(Stored dataset items)
===============
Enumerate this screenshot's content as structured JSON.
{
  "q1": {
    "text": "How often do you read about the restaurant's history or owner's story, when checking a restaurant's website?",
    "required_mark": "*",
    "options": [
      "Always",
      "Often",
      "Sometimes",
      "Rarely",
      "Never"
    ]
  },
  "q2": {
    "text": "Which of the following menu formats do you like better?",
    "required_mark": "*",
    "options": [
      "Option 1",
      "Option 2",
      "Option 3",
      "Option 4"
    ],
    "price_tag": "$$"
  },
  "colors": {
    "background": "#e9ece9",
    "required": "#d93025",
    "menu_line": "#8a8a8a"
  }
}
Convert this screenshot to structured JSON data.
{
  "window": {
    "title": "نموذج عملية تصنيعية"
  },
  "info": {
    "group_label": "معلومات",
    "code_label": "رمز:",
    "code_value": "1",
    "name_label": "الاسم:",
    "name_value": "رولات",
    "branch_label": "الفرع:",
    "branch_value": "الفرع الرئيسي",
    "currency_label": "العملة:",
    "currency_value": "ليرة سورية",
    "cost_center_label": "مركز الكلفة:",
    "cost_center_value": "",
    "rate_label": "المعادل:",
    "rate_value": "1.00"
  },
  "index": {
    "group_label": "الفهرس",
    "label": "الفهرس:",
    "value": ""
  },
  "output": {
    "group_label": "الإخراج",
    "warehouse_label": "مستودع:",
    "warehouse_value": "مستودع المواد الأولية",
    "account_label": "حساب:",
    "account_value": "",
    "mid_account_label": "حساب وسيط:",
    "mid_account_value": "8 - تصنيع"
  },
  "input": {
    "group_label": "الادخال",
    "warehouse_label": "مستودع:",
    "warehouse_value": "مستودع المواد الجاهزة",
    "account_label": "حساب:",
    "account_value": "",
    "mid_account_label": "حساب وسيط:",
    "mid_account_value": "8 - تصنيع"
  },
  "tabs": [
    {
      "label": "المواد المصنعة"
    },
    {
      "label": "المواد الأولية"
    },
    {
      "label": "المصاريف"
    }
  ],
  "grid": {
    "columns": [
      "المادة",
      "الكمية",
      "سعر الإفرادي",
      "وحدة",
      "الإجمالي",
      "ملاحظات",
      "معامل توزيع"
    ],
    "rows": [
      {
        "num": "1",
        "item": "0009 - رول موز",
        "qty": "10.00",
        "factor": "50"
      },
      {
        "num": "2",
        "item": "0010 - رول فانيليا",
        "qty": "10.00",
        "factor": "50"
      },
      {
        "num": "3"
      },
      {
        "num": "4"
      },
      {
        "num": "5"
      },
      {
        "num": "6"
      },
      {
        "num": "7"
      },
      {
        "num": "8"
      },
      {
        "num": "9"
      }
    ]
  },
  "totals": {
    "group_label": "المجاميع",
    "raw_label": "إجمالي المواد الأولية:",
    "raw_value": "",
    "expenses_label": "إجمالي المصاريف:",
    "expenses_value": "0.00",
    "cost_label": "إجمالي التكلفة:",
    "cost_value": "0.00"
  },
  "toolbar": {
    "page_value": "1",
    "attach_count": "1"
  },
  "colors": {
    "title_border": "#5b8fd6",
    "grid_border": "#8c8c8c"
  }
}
===============
- _Problem details_
Repeat each entry word for word.

- _Solution to this exercise_
Enumerate this screenshot's content as structured JSON.
{
  "q1": {
    "text": "How often do you read about the restaurant's history or owner's story, when checking a restaurant's website?",
    "required_mark": "*",
    "options": [
      "Always",
      "Often",
      "Sometimes",
      "Rarely",
      "Never"
    ]
  },
  "q2": {
    "text": "Which of the following menu formats do you like better?",
    "required_mark": "*",
    "options": [
      "Option 1",
      "Option 2",
      "Option 3",
      "Option 4"
    ],
    "price_tag": "$$"
  },
  "colors": {
    "background": "#e9ece9",
    "required": "#d93025",
    "menu_line": "#8a8a8a"
  }
}
Convert this screenshot to structured JSON data.
{
  "window": {
    "title": "نموذج عملية تصنيعية"
  },
  "info": {
    "group_label": "معلومات",
    "code_label": "رمز:",
    "code_value": "1",
    "name_label": "الاسم:",
    "name_value": "رولات",
    "branch_label": "الفرع:",
    "branch_value": "الفرع الرئيسي",
    "currency_label": "العملة:",
    "currency_value": "ليرة سورية",
    "cost_center_label": "مركز الكلفة:",
    "cost_center_value": "",
    "rate_label": "المعادل:",
    "rate_value": "1.00"
  },
  "index": {
    "group_label": "الفهرس",
    "label": "الفهرس:",
    "value": ""
  },
  "output": {
    "group_label": "الإخراج",
    "warehouse_label": "مستودع:",
    "warehouse_value": "مستودع المواد الأولية",
    "account_label": "حساب:",
    "account_value": "",
    "mid_account_label": "حساب وسيط:",
    "mid_account_value": "8 - تصنيع"
  },
  "input": {
    "group_label": "الادخال",
    "warehouse_label": "مستودع:",
    "warehouse_value": "مستودع المواد الجاهزة",
    "account_label": "حساب:",
    "account_value": "",
    "mid_account_label": "حساب وسيط:",
    "mid_account_value": "8 - تصنيع"
  },
  "tabs": [
    {
      "label": "المواد المصنعة"
    },
    {
      "label": "المواد الأولية"
    },
    {
      "label": "المصاريف"
    }
  ],
  "grid": {
    "columns": [
      "المادة",
      "الكمية",
      "سعر الإفرادي",
      "وحدة",
      "الإجمالي",
      "ملاحظات",
      "معامل توزيع"
    ],
    "rows": [
      {
        "num": "1",
        "item": "0009 - رول موز",
        "qty": "10.00",
        "factor": "50"
      },
      {
        "num": "2",
        "item": "0010 - رول فانيليا",
        "qty": "10.00",
        "factor": "50"
      },
      {
        "num": "3"
      },
      {
        "num": "4"
      },
      {
        "num": "5"
      },
      {
        "num": "6"
      },
      {
        "num": "7"
      },
      {
        "num": "8"
      },
      {
        "num": "9"
      }
    ]
  },
  "totals": {
    "group_label": "المجاميع",
    "raw_label": "إجمالي المواد الأولية:",
    "raw_value": "",
    "expenses_label": "إجمالي المصاريف:",
    "expenses_value": "0.00",
    "cost_label": "إجمالي التكلفة:",
    "cost_value": "0.00"
  },
  "toolbar": {
    "page_value": "1",
    "attach_count": "1"
  },
  "colors": {
    "title_border": "#5b8fd6",
    "grid_border": "#8c8c8c"
  }
}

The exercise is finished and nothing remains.